Goal: Rewrite the data below with every "chevron-down-icon" replaced by "expand-arrow-icon", leaving everything else the same, and leave out the pictures.

Listed records:
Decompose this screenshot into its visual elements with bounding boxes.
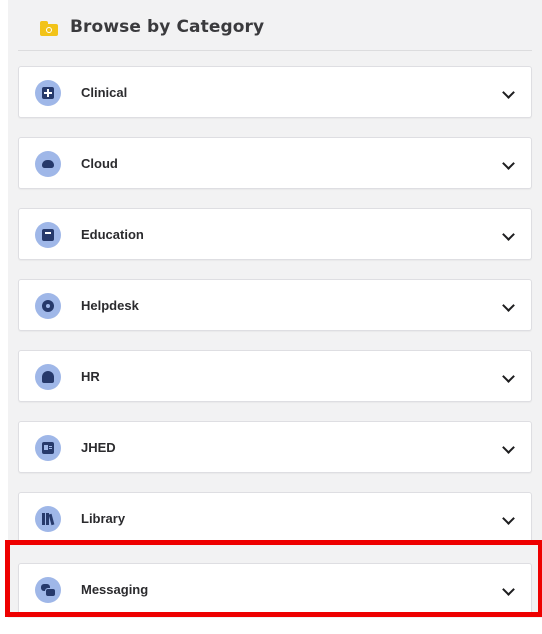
- category-label: Education: [81, 227, 144, 242]
- category-item-jhed[interactable]: JHED: [18, 421, 532, 473]
- chevron-down-icon[interactable]: [502, 299, 515, 312]
- library-icon: [35, 506, 61, 532]
- category-list: Clinical Cloud Education Helpdesk HR JHE…: [18, 66, 532, 634]
- chevron-down-icon[interactable]: [502, 86, 515, 99]
- gear-icon: [35, 293, 61, 319]
- browse-by-category-panel: Browse by Category Clinical Cloud Educat…: [8, 0, 542, 618]
- category-label: Messaging: [81, 582, 149, 597]
- category-label: JHED: [81, 440, 116, 455]
- medical-cross-icon: [35, 80, 61, 106]
- category-label: Clinical: [81, 85, 128, 100]
- chevron-down-icon[interactable]: [502, 370, 515, 383]
- category-item-messaging[interactable]: Messaging: [18, 563, 532, 615]
- chevron-down-icon[interactable]: [502, 157, 515, 170]
- chevron-down-icon[interactable]: [502, 228, 515, 241]
- folder-search-icon: [40, 21, 58, 36]
- category-item-library[interactable]: Library: [18, 492, 532, 544]
- users-icon: [35, 364, 61, 390]
- chat-icon: [35, 577, 61, 603]
- category-label: HR: [81, 369, 100, 384]
- category-item-education[interactable]: Education: [18, 208, 532, 260]
- chevron-down-icon[interactable]: [502, 441, 515, 454]
- category-item-clinical[interactable]: Clinical: [18, 66, 532, 118]
- category-item-cloud[interactable]: Cloud: [18, 137, 532, 189]
- category-label: Library: [81, 511, 126, 526]
- category-label: Cloud: [81, 156, 118, 171]
- chevron-down-icon[interactable]: [502, 512, 515, 525]
- category-item-hr[interactable]: HR: [18, 350, 532, 402]
- category-item-helpdesk[interactable]: Helpdesk: [18, 279, 532, 331]
- panel-header: Browse by Category: [18, 8, 532, 51]
- cloud-icon: [35, 151, 61, 177]
- chevron-down-icon[interactable]: [502, 583, 515, 596]
- book-icon: [35, 222, 61, 248]
- id-card-icon: [35, 435, 61, 461]
- category-label: Helpdesk: [81, 298, 139, 313]
- panel-title: Browse by Category: [70, 17, 265, 37]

Reply:
Decompose this screenshot into its visual elements with bounding boxes.
- category-label: Education: [81, 227, 144, 242]
- category-item-jhed[interactable]: JHED: [18, 421, 532, 473]
- expand-arrow-icon[interactable]: [502, 299, 515, 312]
- library-icon: [35, 506, 61, 532]
- category-list: Clinical Cloud Education Helpdesk HR JHE…: [18, 66, 532, 634]
- expand-arrow-icon[interactable]: [502, 86, 515, 99]
- gear-icon: [35, 293, 61, 319]
- browse-by-category-panel: Browse by Category Clinical Cloud Educat…: [8, 0, 542, 618]
- category-label: Messaging: [81, 582, 149, 597]
- category-label: JHED: [81, 440, 116, 455]
- medical-cross-icon: [35, 80, 61, 106]
- category-label: Clinical: [81, 85, 128, 100]
- expand-arrow-icon[interactable]: [502, 370, 515, 383]
- category-item-messaging[interactable]: Messaging: [18, 563, 532, 615]
- expand-arrow-icon[interactable]: [502, 157, 515, 170]
- expand-arrow-icon[interactable]: [502, 228, 515, 241]
- folder-search-icon: [40, 21, 58, 36]
- category-item-library[interactable]: Library: [18, 492, 532, 544]
- users-icon: [35, 364, 61, 390]
- chat-icon: [35, 577, 61, 603]
- category-label: HR: [81, 369, 100, 384]
- category-item-education[interactable]: Education: [18, 208, 532, 260]
- expand-arrow-icon[interactable]: [502, 441, 515, 454]
- category-item-clinical[interactable]: Clinical: [18, 66, 532, 118]
- category-item-cloud[interactable]: Cloud: [18, 137, 532, 189]
- category-label: Library: [81, 511, 126, 526]
- category-label: Cloud: [81, 156, 118, 171]
- expand-arrow-icon[interactable]: [502, 512, 515, 525]
- category-item-hr[interactable]: HR: [18, 350, 532, 402]
- category-item-helpdesk[interactable]: Helpdesk: [18, 279, 532, 331]
- panel-header: Browse by Category: [18, 8, 532, 51]
- cloud-icon: [35, 151, 61, 177]
- expand-arrow-icon[interactable]: [502, 583, 515, 596]
- book-icon: [35, 222, 61, 248]
- id-card-icon: [35, 435, 61, 461]
- category-label: Helpdesk: [81, 298, 139, 313]
- panel-title: Browse by Category: [70, 17, 265, 37]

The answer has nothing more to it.